=== Problem ===
In the data that follows, count each line holding the string "emergency"; answer with the number only.

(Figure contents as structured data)
• • •

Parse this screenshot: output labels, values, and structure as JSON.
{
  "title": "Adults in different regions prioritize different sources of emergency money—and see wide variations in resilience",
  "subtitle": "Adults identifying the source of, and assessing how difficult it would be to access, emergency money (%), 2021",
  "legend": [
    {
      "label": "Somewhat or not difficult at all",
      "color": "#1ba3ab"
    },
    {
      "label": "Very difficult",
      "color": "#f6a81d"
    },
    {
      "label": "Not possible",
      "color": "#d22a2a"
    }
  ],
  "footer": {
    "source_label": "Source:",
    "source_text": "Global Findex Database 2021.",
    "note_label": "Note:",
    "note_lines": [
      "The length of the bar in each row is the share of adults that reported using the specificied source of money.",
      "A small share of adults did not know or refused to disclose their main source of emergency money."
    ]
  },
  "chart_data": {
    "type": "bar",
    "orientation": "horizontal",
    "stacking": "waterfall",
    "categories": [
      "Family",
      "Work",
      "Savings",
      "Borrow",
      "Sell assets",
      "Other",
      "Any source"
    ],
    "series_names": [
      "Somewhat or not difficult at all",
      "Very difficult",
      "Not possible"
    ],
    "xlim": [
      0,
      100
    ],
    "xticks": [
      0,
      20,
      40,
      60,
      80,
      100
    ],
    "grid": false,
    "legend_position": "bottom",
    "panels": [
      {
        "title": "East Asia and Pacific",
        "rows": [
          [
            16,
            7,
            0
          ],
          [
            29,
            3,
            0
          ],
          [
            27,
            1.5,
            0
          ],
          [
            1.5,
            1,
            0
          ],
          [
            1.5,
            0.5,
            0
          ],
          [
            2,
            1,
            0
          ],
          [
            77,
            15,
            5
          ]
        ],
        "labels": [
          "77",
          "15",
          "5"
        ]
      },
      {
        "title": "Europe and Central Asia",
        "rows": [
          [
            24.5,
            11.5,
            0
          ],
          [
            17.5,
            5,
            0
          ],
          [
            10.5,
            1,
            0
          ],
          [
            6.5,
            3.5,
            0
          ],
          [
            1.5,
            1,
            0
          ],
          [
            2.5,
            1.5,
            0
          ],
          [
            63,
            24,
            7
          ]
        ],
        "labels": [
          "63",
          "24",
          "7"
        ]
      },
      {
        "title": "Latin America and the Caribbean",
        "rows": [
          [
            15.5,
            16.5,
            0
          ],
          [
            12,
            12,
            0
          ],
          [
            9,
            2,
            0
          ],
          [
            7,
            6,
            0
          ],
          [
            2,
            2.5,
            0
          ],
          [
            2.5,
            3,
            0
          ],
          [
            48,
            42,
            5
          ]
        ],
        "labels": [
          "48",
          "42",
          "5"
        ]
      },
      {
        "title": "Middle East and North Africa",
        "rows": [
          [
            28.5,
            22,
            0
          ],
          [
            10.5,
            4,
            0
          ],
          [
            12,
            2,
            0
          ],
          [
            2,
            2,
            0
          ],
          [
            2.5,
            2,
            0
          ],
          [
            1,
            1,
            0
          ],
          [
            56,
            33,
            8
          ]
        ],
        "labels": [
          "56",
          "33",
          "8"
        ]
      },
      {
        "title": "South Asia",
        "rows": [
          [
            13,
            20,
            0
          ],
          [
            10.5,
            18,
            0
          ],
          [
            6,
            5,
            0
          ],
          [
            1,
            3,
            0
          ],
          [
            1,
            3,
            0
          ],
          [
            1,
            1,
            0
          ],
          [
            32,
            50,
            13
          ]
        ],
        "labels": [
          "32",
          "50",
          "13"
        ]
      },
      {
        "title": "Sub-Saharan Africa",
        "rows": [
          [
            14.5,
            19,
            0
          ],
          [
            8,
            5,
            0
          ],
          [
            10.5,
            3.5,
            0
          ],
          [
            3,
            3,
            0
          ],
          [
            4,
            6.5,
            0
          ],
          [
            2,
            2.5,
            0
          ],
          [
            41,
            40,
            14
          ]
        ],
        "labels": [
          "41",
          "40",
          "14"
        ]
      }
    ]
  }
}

• • •

=== Full answer ===
3